> [WHAT IS BEING ASKED]: Find the word "JSON" in the data. Return every line where it appears.

> [SUPPLIED DATA]:
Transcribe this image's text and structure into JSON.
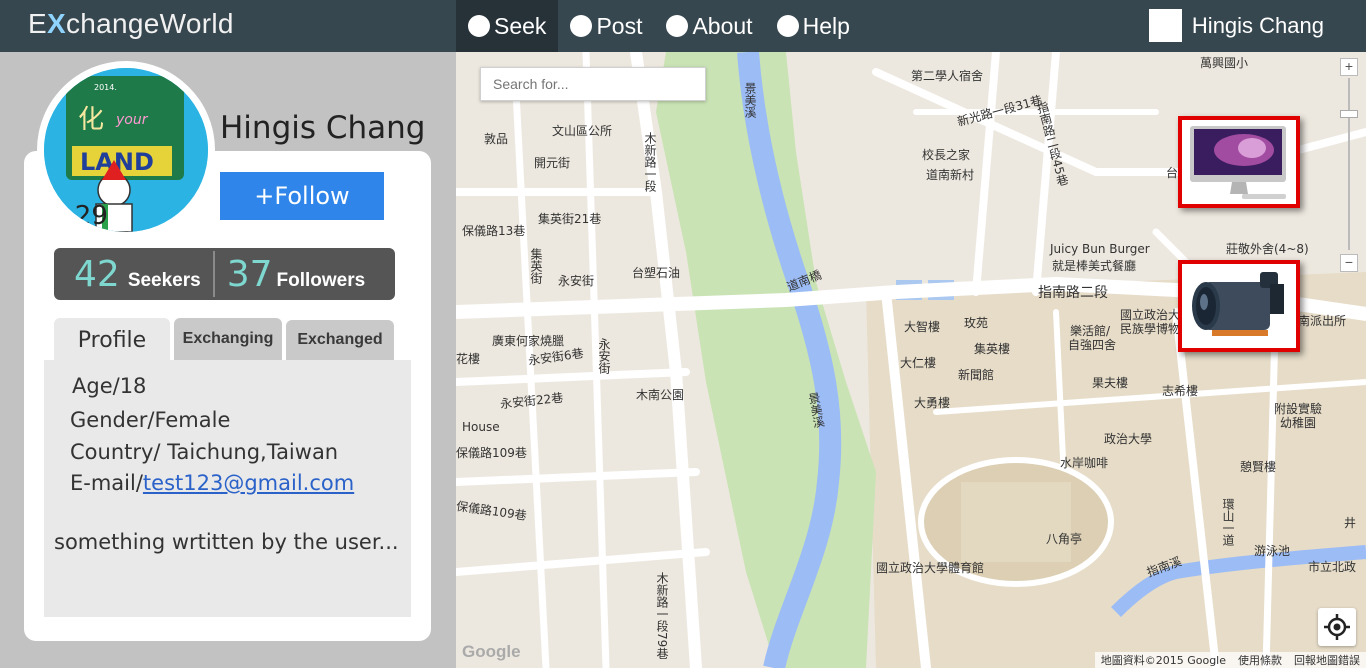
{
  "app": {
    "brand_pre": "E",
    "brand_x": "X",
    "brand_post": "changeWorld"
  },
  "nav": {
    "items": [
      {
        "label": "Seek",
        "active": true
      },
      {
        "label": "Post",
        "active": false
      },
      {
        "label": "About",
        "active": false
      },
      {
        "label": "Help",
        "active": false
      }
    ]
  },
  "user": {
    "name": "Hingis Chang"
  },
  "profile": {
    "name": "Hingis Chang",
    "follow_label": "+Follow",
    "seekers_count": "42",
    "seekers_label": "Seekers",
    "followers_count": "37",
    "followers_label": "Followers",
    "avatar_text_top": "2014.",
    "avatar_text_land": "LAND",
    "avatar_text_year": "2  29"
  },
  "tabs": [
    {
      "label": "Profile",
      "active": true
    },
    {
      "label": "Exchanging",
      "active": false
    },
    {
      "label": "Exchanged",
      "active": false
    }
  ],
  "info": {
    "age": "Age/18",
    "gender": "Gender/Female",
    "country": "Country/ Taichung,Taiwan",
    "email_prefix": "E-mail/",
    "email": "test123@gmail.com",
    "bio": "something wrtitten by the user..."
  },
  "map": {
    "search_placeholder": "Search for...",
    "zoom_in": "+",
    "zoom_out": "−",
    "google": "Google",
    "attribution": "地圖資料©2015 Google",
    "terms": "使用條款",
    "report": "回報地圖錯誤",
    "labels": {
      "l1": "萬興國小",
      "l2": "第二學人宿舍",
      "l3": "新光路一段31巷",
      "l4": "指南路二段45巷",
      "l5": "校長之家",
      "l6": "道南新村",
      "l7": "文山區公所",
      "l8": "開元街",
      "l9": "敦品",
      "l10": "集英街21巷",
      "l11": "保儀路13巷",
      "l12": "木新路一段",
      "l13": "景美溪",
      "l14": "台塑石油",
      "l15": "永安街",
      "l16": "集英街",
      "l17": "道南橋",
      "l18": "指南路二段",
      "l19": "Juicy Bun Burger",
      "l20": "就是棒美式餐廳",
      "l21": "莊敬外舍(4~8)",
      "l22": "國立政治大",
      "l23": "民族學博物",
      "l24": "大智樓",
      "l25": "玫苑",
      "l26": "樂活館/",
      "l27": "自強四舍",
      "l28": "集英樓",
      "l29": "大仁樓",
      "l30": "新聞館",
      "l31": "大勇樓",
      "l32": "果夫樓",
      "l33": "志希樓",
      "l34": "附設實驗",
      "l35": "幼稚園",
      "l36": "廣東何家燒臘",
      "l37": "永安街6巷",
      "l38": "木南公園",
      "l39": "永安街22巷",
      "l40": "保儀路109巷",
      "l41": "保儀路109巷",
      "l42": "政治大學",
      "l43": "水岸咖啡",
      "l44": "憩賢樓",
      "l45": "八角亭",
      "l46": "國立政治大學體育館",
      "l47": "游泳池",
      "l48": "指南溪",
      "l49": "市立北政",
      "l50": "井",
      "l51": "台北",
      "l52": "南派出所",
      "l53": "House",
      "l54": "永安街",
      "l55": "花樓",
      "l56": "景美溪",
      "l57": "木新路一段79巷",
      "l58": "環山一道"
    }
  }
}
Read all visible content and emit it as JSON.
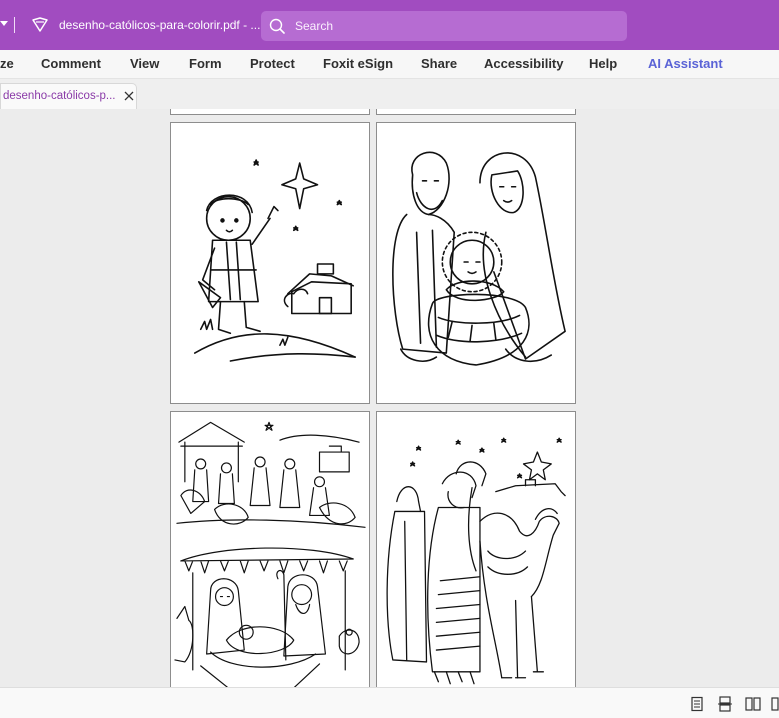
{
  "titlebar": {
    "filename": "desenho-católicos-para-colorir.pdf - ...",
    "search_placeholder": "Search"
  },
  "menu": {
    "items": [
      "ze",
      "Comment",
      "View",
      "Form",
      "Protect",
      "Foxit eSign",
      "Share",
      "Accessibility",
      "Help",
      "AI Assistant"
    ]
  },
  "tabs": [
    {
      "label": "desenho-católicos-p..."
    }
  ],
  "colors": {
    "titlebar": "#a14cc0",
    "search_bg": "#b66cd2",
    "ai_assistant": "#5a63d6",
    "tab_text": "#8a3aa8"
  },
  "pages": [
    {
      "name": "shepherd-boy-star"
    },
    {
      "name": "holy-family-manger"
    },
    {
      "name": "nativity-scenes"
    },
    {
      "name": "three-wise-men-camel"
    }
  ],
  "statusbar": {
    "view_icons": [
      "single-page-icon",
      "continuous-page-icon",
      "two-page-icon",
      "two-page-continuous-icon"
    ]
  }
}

...

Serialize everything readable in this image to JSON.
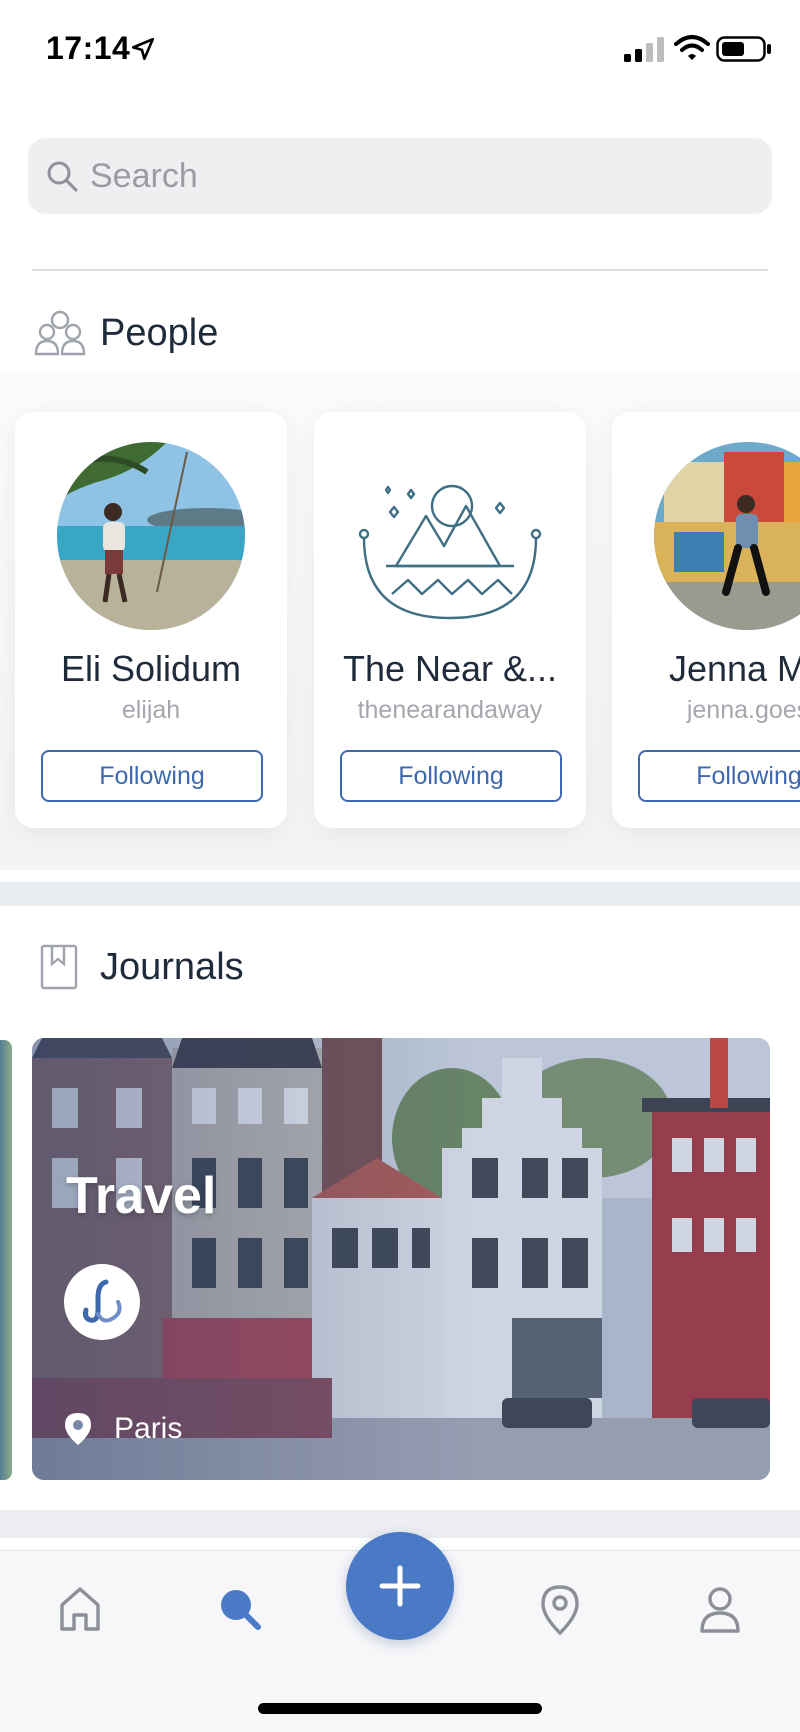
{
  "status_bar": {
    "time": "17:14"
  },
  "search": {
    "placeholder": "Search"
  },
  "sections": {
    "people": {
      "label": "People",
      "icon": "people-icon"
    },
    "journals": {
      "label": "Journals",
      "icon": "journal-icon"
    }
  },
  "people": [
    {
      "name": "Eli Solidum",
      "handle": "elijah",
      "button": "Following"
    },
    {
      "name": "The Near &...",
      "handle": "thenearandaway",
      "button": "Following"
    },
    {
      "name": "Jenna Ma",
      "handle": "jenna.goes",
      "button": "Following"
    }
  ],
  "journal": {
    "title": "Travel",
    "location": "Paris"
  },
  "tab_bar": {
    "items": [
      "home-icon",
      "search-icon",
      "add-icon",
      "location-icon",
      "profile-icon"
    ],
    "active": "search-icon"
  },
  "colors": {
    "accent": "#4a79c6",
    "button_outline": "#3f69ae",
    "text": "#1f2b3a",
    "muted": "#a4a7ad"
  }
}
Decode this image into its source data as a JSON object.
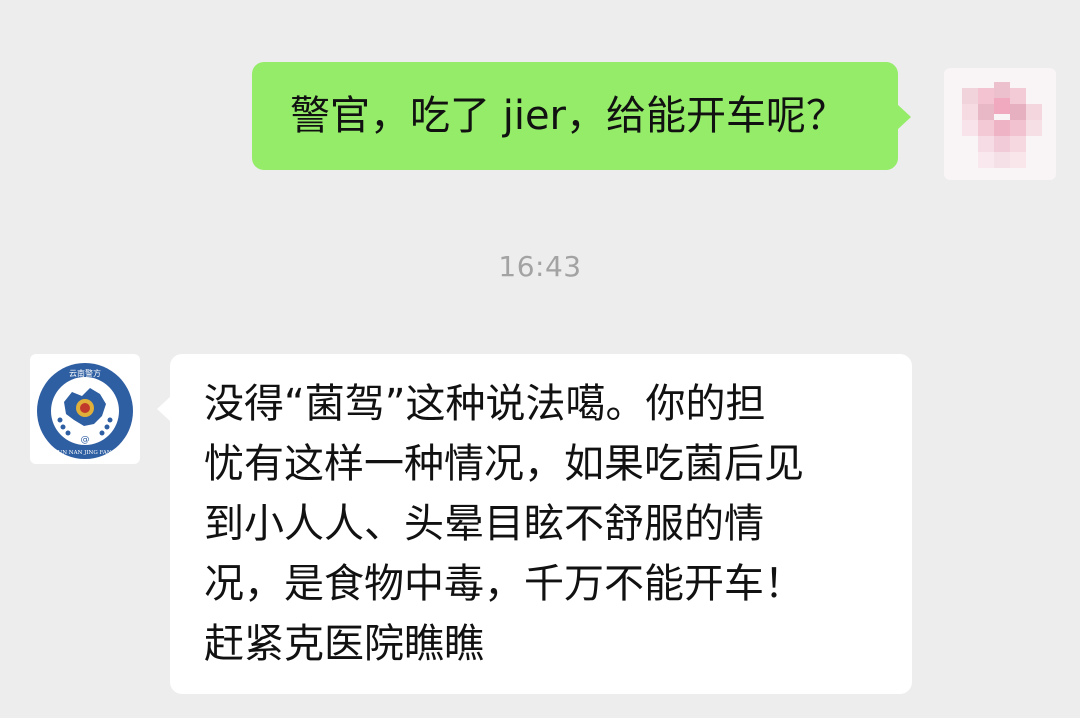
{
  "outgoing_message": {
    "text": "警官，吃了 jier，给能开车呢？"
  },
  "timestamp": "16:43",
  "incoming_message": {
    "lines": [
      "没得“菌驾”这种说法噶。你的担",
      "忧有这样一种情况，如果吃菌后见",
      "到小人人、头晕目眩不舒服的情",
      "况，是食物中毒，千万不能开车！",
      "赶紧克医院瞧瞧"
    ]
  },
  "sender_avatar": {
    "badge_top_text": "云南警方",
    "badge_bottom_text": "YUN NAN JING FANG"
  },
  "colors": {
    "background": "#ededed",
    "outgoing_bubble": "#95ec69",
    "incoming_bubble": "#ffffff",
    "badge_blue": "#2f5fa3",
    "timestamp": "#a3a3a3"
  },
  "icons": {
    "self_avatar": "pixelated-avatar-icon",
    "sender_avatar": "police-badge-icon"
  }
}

---

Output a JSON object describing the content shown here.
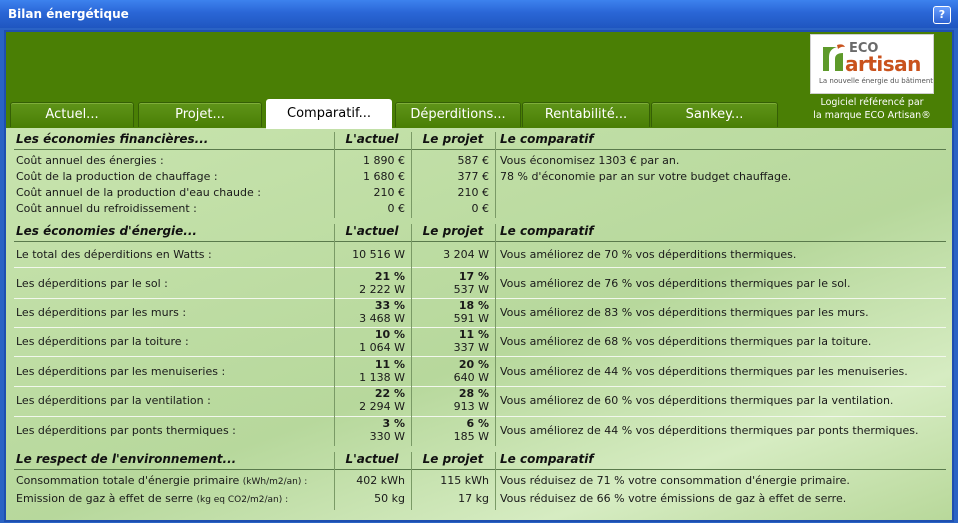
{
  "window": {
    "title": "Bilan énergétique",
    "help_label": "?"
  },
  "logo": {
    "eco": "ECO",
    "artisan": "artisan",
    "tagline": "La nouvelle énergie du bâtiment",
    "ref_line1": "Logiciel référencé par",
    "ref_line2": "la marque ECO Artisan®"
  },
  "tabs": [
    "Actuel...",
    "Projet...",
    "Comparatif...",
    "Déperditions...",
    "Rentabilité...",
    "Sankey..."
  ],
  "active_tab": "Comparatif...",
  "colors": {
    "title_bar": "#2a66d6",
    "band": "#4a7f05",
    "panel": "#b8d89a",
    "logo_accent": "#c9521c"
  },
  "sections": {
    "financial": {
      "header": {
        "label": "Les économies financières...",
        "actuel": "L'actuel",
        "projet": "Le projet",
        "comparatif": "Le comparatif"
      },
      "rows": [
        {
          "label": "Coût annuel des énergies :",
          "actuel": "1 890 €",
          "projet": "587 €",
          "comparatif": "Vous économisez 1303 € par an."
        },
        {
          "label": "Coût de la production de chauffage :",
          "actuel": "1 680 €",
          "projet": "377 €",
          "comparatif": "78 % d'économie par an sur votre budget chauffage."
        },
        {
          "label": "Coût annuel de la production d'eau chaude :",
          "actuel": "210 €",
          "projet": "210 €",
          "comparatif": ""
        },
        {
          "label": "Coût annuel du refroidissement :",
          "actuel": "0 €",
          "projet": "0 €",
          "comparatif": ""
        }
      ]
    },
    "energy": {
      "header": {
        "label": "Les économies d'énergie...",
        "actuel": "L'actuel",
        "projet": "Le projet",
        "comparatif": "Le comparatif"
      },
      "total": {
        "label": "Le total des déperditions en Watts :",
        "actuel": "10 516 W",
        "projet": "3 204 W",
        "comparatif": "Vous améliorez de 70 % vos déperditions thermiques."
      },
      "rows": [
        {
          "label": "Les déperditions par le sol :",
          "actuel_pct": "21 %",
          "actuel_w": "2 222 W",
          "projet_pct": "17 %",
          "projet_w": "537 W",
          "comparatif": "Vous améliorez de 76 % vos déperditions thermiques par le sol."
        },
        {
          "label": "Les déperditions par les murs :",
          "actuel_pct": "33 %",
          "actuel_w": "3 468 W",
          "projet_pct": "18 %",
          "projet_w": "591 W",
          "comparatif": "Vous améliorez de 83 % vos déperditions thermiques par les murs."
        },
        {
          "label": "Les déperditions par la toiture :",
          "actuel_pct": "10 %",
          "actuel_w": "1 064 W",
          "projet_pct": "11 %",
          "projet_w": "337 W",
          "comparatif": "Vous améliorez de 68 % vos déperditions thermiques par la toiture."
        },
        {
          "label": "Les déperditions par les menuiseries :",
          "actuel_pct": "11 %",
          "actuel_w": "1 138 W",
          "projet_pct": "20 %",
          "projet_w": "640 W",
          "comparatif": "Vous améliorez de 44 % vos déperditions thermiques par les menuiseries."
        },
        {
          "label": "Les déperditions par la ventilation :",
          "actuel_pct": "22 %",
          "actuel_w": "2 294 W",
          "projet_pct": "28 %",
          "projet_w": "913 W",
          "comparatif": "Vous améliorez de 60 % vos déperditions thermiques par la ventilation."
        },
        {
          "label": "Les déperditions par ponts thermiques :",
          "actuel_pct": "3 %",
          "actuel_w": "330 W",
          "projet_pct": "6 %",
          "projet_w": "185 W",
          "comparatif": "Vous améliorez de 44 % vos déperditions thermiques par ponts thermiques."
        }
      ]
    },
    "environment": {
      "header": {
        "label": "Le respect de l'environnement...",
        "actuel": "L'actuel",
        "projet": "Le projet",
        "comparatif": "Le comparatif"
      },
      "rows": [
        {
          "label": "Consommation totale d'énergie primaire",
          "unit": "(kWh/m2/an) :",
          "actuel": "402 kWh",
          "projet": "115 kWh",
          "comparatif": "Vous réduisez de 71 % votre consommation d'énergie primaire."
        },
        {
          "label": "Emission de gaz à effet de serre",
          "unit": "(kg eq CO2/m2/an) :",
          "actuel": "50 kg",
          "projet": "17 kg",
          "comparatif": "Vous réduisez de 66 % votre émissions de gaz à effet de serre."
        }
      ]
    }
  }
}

> [SOLVED EXERCISE]:
Transcribe this image's text and structure into JSON.
Read all visible content and emit it as JSON.
Serialize everything readable in this image to JSON.
Decode this image into its source data as a JSON object.
Output a JSON object describing the content shown here.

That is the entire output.